━━━━━ STORED ROWS ━━━━━

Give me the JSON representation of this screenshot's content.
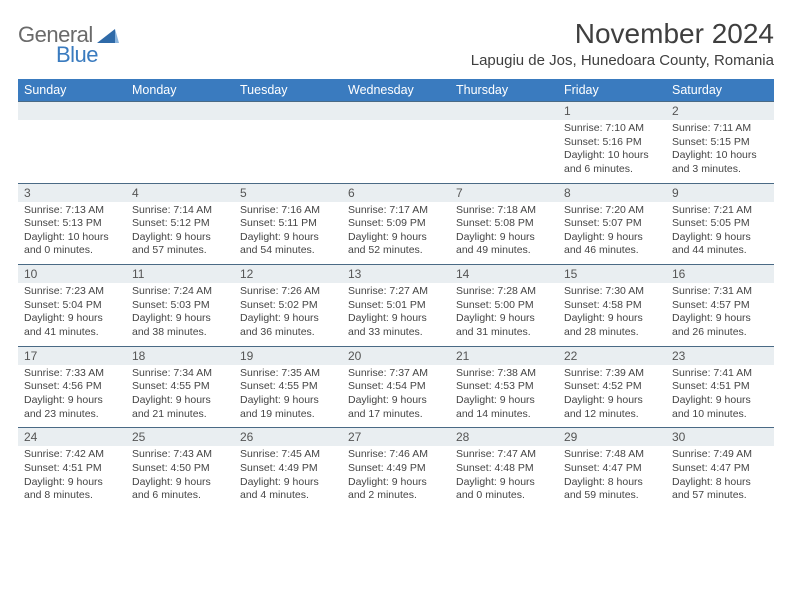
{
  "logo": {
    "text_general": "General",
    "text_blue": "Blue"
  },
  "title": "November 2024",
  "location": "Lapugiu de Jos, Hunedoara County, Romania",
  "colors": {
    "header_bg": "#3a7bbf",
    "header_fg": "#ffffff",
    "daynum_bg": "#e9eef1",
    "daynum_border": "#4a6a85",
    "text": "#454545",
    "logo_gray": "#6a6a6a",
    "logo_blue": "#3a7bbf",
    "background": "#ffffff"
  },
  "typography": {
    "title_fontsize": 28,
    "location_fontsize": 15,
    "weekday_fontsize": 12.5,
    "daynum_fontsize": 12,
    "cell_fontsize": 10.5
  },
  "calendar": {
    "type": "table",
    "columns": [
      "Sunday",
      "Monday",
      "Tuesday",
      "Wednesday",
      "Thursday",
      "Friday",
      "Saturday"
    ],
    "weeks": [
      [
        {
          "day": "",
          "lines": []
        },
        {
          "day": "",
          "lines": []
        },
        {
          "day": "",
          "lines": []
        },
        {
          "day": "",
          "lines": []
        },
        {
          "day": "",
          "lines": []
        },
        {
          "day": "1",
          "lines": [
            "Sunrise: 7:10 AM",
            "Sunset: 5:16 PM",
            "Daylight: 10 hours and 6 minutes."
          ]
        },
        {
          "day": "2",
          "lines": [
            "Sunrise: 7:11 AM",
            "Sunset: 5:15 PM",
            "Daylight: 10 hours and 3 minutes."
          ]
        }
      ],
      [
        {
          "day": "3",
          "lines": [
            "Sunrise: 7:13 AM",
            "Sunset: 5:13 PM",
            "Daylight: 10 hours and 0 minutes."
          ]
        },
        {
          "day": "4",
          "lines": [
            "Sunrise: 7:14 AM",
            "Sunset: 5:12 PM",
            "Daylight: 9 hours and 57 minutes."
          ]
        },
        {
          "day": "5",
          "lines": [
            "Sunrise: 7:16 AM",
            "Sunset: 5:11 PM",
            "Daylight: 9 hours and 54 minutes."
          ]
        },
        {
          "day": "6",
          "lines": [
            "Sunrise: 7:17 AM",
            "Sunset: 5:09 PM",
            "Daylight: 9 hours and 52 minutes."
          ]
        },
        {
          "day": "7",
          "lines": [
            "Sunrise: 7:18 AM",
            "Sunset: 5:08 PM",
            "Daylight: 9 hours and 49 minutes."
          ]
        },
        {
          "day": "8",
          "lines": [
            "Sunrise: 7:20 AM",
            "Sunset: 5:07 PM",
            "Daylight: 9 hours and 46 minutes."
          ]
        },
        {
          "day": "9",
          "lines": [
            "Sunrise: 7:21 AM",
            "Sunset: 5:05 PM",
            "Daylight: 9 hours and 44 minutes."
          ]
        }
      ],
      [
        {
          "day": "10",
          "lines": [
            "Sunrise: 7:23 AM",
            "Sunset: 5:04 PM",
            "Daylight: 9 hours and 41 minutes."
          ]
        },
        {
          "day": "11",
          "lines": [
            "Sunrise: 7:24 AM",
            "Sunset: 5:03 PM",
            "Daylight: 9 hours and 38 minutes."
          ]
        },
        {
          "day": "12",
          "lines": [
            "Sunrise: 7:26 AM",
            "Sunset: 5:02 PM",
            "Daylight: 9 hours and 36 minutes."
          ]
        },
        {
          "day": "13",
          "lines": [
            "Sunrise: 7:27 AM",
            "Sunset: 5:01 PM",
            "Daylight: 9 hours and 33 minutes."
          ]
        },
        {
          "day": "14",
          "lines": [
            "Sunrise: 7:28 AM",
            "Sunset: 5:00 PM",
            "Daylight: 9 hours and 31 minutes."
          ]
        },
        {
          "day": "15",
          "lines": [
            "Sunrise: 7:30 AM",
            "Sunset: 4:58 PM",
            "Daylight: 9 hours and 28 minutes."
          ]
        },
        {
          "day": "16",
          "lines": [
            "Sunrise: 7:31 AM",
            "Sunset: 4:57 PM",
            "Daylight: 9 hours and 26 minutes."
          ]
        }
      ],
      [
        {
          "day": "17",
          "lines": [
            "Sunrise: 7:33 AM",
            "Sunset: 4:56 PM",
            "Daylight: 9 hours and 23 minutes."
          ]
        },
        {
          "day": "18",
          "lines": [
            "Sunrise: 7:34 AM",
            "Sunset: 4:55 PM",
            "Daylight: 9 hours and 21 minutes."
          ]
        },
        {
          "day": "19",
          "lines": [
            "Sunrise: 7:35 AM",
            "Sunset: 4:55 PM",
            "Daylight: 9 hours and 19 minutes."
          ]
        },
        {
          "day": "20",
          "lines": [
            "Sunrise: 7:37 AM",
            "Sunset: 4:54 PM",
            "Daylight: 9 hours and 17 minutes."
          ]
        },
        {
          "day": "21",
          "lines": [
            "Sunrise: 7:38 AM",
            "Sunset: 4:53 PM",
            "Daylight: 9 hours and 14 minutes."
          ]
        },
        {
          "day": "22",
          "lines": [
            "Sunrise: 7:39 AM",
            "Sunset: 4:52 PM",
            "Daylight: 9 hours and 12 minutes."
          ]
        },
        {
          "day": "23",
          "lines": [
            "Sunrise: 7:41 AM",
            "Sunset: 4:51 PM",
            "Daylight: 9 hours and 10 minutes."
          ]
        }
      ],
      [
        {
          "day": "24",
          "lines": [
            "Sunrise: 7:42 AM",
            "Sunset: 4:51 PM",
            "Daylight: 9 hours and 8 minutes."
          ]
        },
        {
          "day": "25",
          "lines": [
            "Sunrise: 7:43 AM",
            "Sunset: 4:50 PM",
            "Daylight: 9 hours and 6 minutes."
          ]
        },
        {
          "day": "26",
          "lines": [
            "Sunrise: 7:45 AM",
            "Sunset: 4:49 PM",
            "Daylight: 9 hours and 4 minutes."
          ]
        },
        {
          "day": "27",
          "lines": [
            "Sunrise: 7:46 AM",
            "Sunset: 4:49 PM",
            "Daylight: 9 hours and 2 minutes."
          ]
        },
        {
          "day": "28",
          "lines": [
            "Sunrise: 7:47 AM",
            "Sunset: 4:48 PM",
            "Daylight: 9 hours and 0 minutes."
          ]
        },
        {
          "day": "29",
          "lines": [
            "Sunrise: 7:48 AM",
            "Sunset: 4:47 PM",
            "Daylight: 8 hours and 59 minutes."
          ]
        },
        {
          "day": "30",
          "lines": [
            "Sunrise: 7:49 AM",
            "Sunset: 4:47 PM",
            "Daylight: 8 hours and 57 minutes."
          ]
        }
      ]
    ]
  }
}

━━━━━

§ DIRECTIONS
Wherever the word "ffffff" occurs in a line of the listing, copy that line.

§ TASK ANSWER
    "header_fg": "#ffffff",
    "background": "#ffffff"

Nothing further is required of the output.